▶ [Stored entries]
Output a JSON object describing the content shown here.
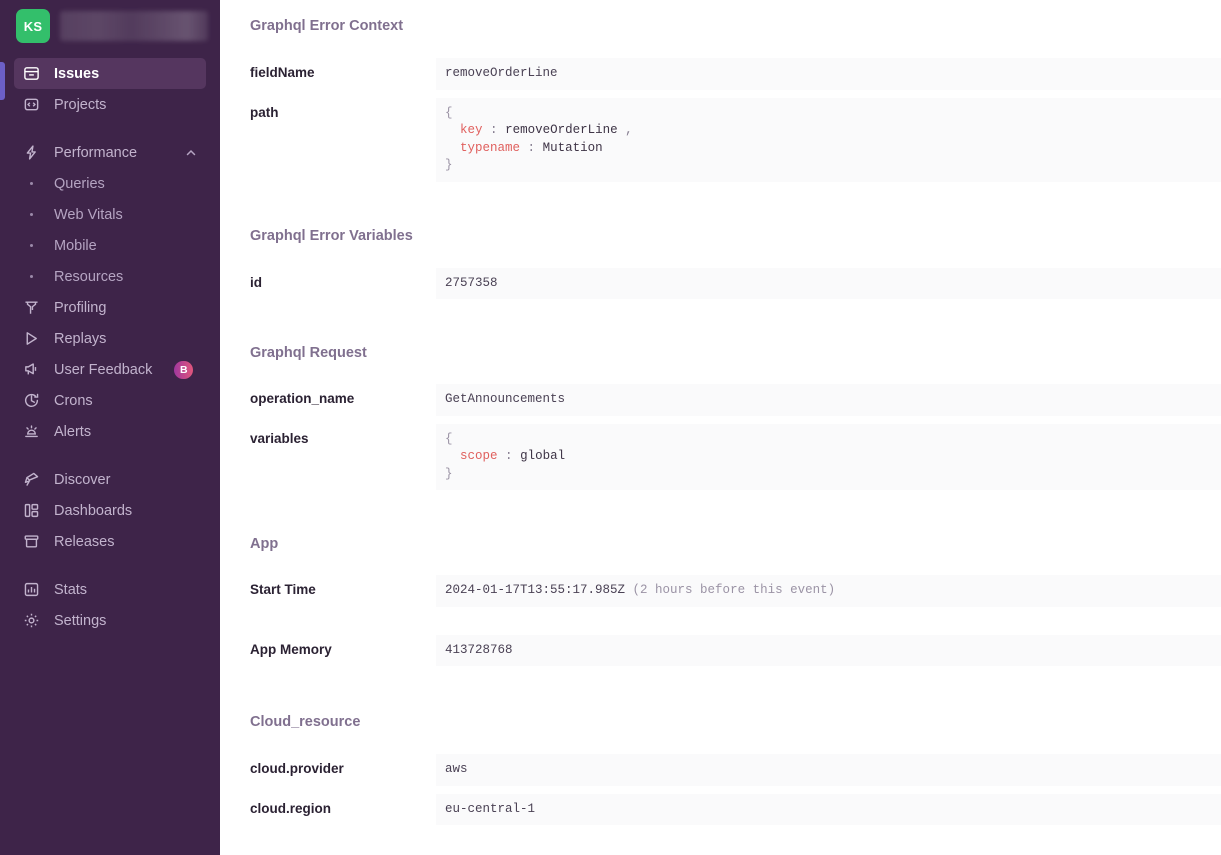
{
  "sidebar": {
    "org": {
      "initials": "KS",
      "name_redacted": ""
    },
    "items": [
      {
        "label": "Issues",
        "icon": "issues-icon",
        "active": true
      },
      {
        "label": "Projects",
        "icon": "projects-icon",
        "active": false
      },
      {
        "label": "Performance",
        "icon": "performance-icon",
        "expanded": true,
        "chevron": "chevron-up-icon"
      },
      {
        "label": "Queries",
        "sub": true
      },
      {
        "label": "Web Vitals",
        "sub": true
      },
      {
        "label": "Mobile",
        "sub": true
      },
      {
        "label": "Resources",
        "sub": true
      },
      {
        "label": "Profiling",
        "icon": "profiling-icon"
      },
      {
        "label": "Replays",
        "icon": "replays-icon"
      },
      {
        "label": "User Feedback",
        "icon": "user-feedback-icon",
        "badge": "B"
      },
      {
        "label": "Crons",
        "icon": "crons-icon"
      },
      {
        "label": "Alerts",
        "icon": "alerts-icon"
      },
      {
        "label": "Discover",
        "icon": "discover-icon"
      },
      {
        "label": "Dashboards",
        "icon": "dashboards-icon"
      },
      {
        "label": "Releases",
        "icon": "releases-icon"
      },
      {
        "label": "Stats",
        "icon": "stats-icon"
      },
      {
        "label": "Settings",
        "icon": "settings-icon"
      }
    ]
  },
  "sections": {
    "graphql_error_context": {
      "title": "Graphql Error Context",
      "field_name_key": "fieldName",
      "field_name_value": "removeOrderLine",
      "path_key": "path",
      "path_lines": {
        "open": "{",
        "l1_key": "key",
        "l1_sep": ":",
        "l1_val": "removeOrderLine",
        "l1_comma": ",",
        "l2_key": "typename",
        "l2_sep": ":",
        "l2_val": "Mutation",
        "close": "}"
      }
    },
    "graphql_error_variables": {
      "title": "Graphql Error Variables",
      "id_key": "id",
      "id_value": "2757358"
    },
    "graphql_request": {
      "title": "Graphql Request",
      "operation_name_key": "operation_name",
      "operation_name_value": "GetAnnouncements",
      "variables_key": "variables",
      "variables_lines": {
        "open": "{",
        "l1_key": "scope",
        "l1_sep": ":",
        "l1_val": "global",
        "close": "}"
      }
    },
    "app": {
      "title": "App",
      "start_time_key": "Start Time",
      "start_time_value": "2024-01-17T13:55:17.985Z",
      "start_time_note": "(2 hours before this event)",
      "app_memory_key": "App Memory",
      "app_memory_value": "413728768"
    },
    "cloud_resource": {
      "title": "Cloud_resource",
      "provider_key": "cloud.provider",
      "provider_value": "aws",
      "region_key": "cloud.region",
      "region_value": "eu-central-1"
    }
  },
  "colors": {
    "sidebar_bg": "#3e2449",
    "sidebar_active": "#55365f",
    "avatar_green": "#33bf6b",
    "accent": "#6c5fc7",
    "badge_gradient_start": "#a0389e",
    "badge_gradient_end": "#e1567c",
    "token_key": "#e0605e",
    "value_cell_bg": "#fafafb"
  }
}
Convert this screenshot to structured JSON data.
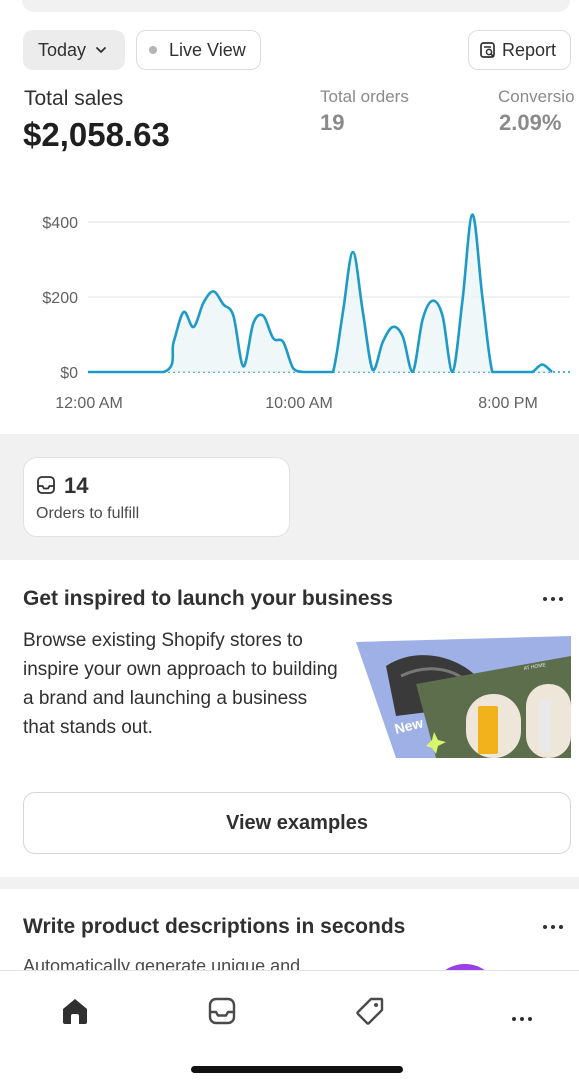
{
  "filters": {
    "date_label": "Today",
    "live_label": "Live View",
    "report_label": "Report"
  },
  "metrics": {
    "total_sales_label": "Total sales",
    "total_sales_value": "$2,058.63",
    "total_orders_label": "Total orders",
    "total_orders_value": "19",
    "conversion_label": "Conversio",
    "conversion_value": "2.09%"
  },
  "chart_data": {
    "type": "line",
    "y_ticks": [
      "$400",
      "$200",
      "$0"
    ],
    "x_ticks": [
      "12:00 AM",
      "10:00 AM",
      "8:00 PM"
    ],
    "ylim": [
      0,
      450
    ],
    "x_range_hours": [
      0,
      24
    ],
    "series": [
      {
        "color": "#1d9ac7",
        "x": [
          0,
          3.8,
          4.3,
          4.8,
          5.3,
          5.8,
          6.3,
          6.8,
          7.3,
          7.8,
          8.3,
          8.8,
          9.3,
          9.8,
          10.3,
          10.8,
          11.3,
          11.8,
          12.3,
          12.8,
          13.3,
          13.8,
          14.3,
          14.8,
          15.3,
          15.8,
          16.3,
          16.8,
          17.3,
          17.8,
          18.3,
          18.8,
          19.3,
          19.8,
          20.3,
          20.8,
          21.3,
          21.8,
          22.3,
          22.8,
          23.3
        ],
        "values": [
          0,
          0,
          80,
          160,
          120,
          185,
          215,
          180,
          150,
          15,
          130,
          150,
          90,
          80,
          10,
          0,
          0,
          0,
          0,
          160,
          320,
          160,
          5,
          80,
          120,
          95,
          0,
          140,
          190,
          150,
          0,
          190,
          420,
          200,
          0,
          0,
          0,
          0,
          0,
          20,
          0
        ]
      }
    ],
    "comparison_series": {
      "style": "dotted",
      "color": "#1d9ac7",
      "values_constant": 0
    }
  },
  "fulfill": {
    "count": "14",
    "caption": "Orders to fulfill"
  },
  "inspire_card": {
    "title": "Get inspired to launch your business",
    "body": "Browse existing Shopify stores to inspire your own approach to building a brand and launching a business that stands out.",
    "button_label": "View examples",
    "image_text_1": "New",
    "image_text_2": "AT HOME"
  },
  "ai_card": {
    "title": "Write product descriptions in seconds",
    "body": "Automatically generate unique and"
  },
  "tabs": [
    "home-icon",
    "orders-icon",
    "products-icon",
    "more-icon"
  ]
}
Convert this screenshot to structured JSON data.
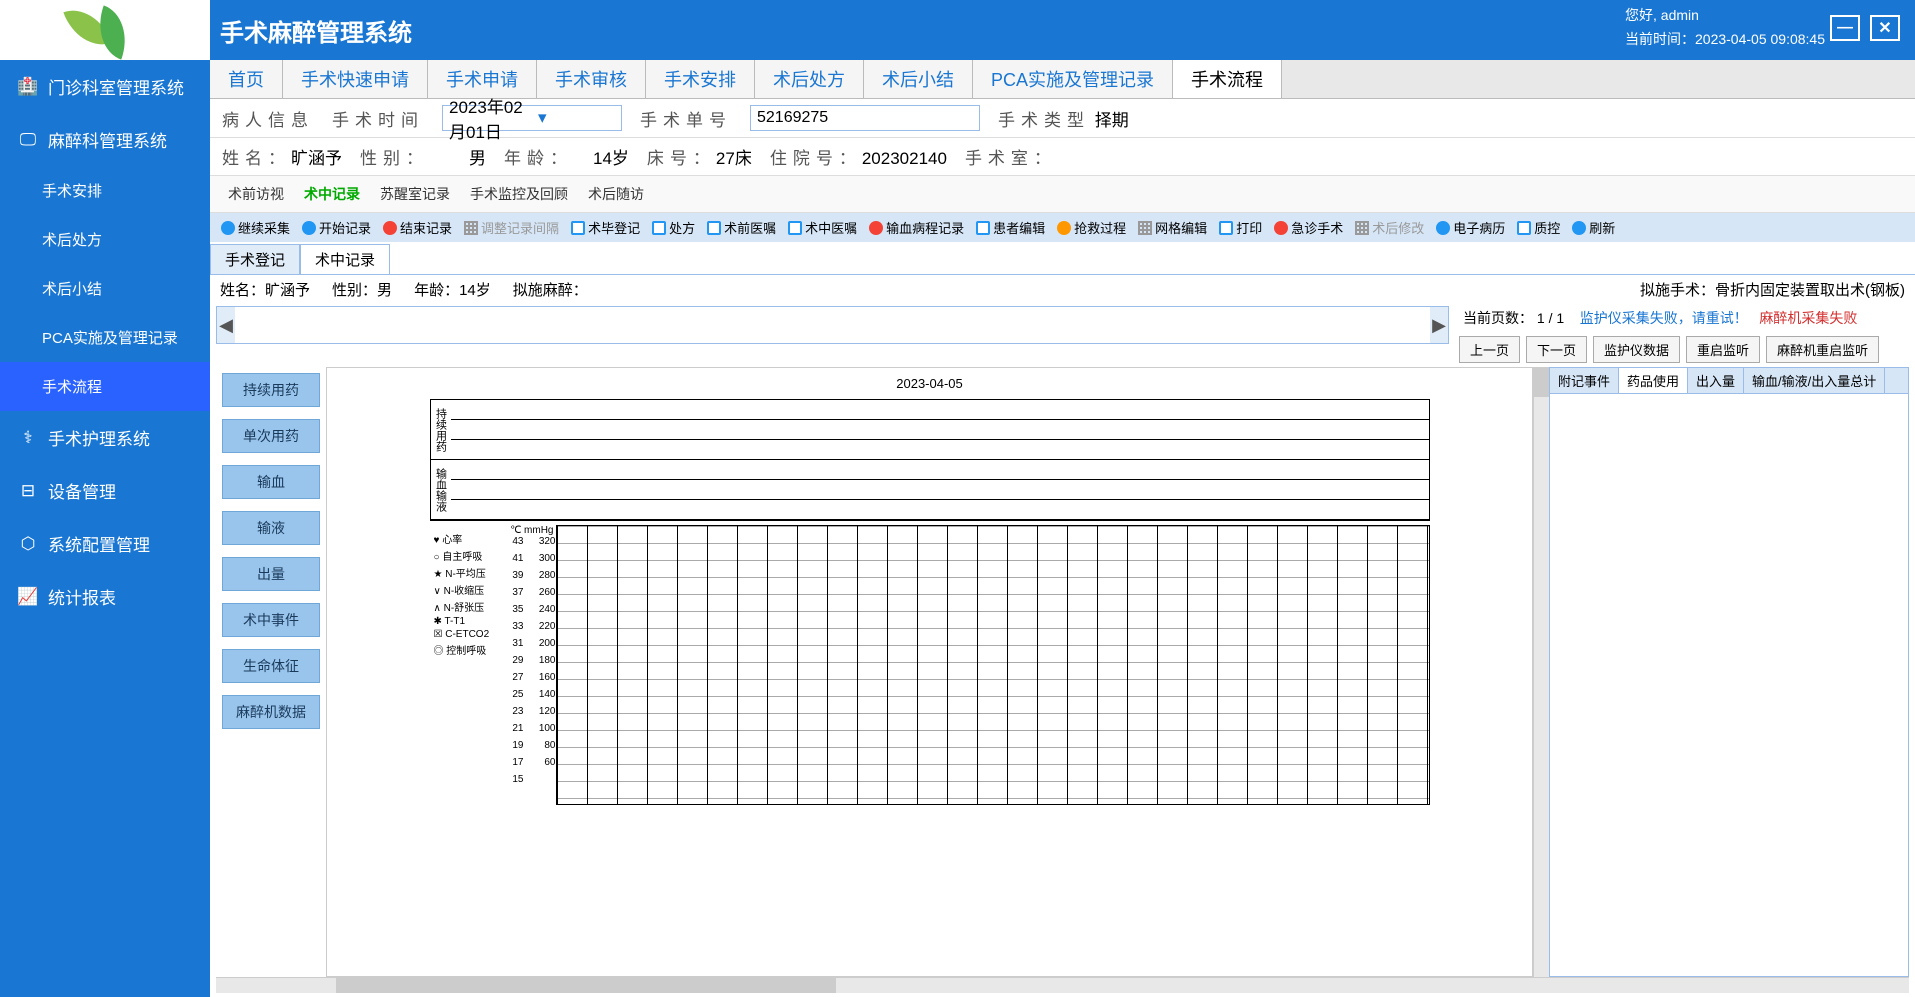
{
  "header": {
    "title": "手术麻醉管理系统",
    "greeting": "您好, admin",
    "time_label": "当前时间：",
    "time_value": "2023-04-05 09:08:45"
  },
  "sidebar": {
    "items": [
      {
        "label": "门诊科室管理系统",
        "icon": "hospital"
      },
      {
        "label": "麻醉科管理系统",
        "icon": "monitor",
        "expanded": true
      },
      {
        "label": "手术安排",
        "sub": true
      },
      {
        "label": "术后处方",
        "sub": true
      },
      {
        "label": "术后小结",
        "sub": true
      },
      {
        "label": "PCA实施及管理记录",
        "sub": true
      },
      {
        "label": "手术流程",
        "sub": true,
        "active": true
      },
      {
        "label": "手术护理系统",
        "icon": "nurse"
      },
      {
        "label": "设备管理",
        "icon": "device"
      },
      {
        "label": "系统配置管理",
        "icon": "config"
      },
      {
        "label": "统计报表",
        "icon": "stats"
      }
    ]
  },
  "main_tabs": [
    "首页",
    "手术快速申请",
    "手术申请",
    "手术审核",
    "手术安排",
    "术后处方",
    "术后小结",
    "PCA实施及管理记录",
    "手术流程"
  ],
  "main_tab_active": 8,
  "patient_info": {
    "section_label": "病人信息",
    "surgery_time_label": "手术时间",
    "surgery_time": "2023年02月01日",
    "surgery_no_label": "手术单号",
    "surgery_no": "52169275",
    "surgery_type_label": "手术类型",
    "surgery_type": "择期",
    "name_label": "姓名：",
    "name": "旷涵予",
    "gender_label": "性别：",
    "gender": "男",
    "age_label": "年龄：",
    "age": "14岁",
    "bed_label": "床号：",
    "bed": "27床",
    "inpatient_label": "住院号：",
    "inpatient": "202302140",
    "room_label": "手术室："
  },
  "sub_tabs": [
    "术前访视",
    "术中记录",
    "苏醒室记录",
    "手术监控及回顾",
    "术后随访"
  ],
  "sub_tab_active": 1,
  "toolbar": [
    {
      "label": "继续采集",
      "icon": "t-blue"
    },
    {
      "label": "开始记录",
      "icon": "t-blue"
    },
    {
      "label": "结束记录",
      "icon": "t-red"
    },
    {
      "label": "调整记录间隔",
      "icon": "t-grid",
      "disabled": true
    },
    {
      "label": "术毕登记",
      "icon": "t-box"
    },
    {
      "label": "处方",
      "icon": "t-box"
    },
    {
      "label": "术前医嘱",
      "icon": "t-box"
    },
    {
      "label": "术中医嘱",
      "icon": "t-box"
    },
    {
      "label": "输血病程记录",
      "icon": "t-red"
    },
    {
      "label": "患者编辑",
      "icon": "t-box"
    },
    {
      "label": "抢救过程",
      "icon": "t-orange"
    },
    {
      "label": "网格编辑",
      "icon": "t-grid"
    },
    {
      "label": "打印",
      "icon": "t-box"
    },
    {
      "label": "急诊手术",
      "icon": "t-red"
    },
    {
      "label": "术后修改",
      "icon": "t-grid",
      "disabled": true
    },
    {
      "label": "电子病历",
      "icon": "t-blue"
    },
    {
      "label": "质控",
      "icon": "t-box"
    },
    {
      "label": "刷新",
      "icon": "t-blue"
    }
  ],
  "doc_tabs": [
    "手术登记",
    "术中记录"
  ],
  "doc_tab_active": 1,
  "pt_bar": {
    "name_label": "姓名：",
    "name": "旷涵予",
    "gender_label": "性别：",
    "gender": "男",
    "age_label": "年龄：",
    "age": "14岁",
    "anesth_label": "拟施麻醉：",
    "surgery_label": "拟施手术：",
    "surgery": "骨折内固定装置取出术(钢板)"
  },
  "nav": {
    "page_label": "当前页数：",
    "page": "1 / 1",
    "warn1": "监护仪采集失败，请重试！",
    "warn2": "麻醉机采集失败",
    "btns": [
      "上一页",
      "下一页",
      "监护仪数据",
      "重启监听",
      "麻醉机重启监听"
    ]
  },
  "med_buttons": [
    "持续用药",
    "单次用药",
    "输血",
    "输液",
    "出量",
    "术中事件",
    "生命体征",
    "麻醉机数据"
  ],
  "chart": {
    "date": "2023-04-05",
    "row_groups": [
      "持续用药",
      "输血输液"
    ],
    "legend": [
      "♥ 心率",
      "○ 自主呼吸",
      "★ N-平均压",
      "∨ N-收缩压",
      "∧ N-舒张压",
      "✱ T-T1",
      "☒ C-ETCO2",
      "◎ 控制呼吸"
    ],
    "y1_unit": "℃",
    "y2_unit": "mmHg",
    "y1": [
      "43",
      "41",
      "39",
      "37",
      "35",
      "33",
      "31",
      "29",
      "27",
      "25",
      "23",
      "21",
      "19",
      "17",
      "15"
    ],
    "y2": [
      "320",
      "300",
      "280",
      "260",
      "240",
      "220",
      "200",
      "180",
      "160",
      "140",
      "120",
      "100",
      "80",
      "60",
      ""
    ]
  },
  "right_tabs": [
    "附记事件",
    "药品使用",
    "出入量",
    "输血/输液/出入量总计"
  ],
  "right_tab_active": 1
}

▶ [Given instruction] From the entries above, collect every line with the string "title" in it.

▶ [Finished task]
      "title": "Graphql Error Context",
      "title": "Graphql Error Variables",
      "title": "Graphql Request",
      "title": "App",
      "title": "Cloud_resource",
    "title": "Get inspired to launch your business",
    "title": "Write product descriptions in seconds",
    "title": "手术麻醉管理系统",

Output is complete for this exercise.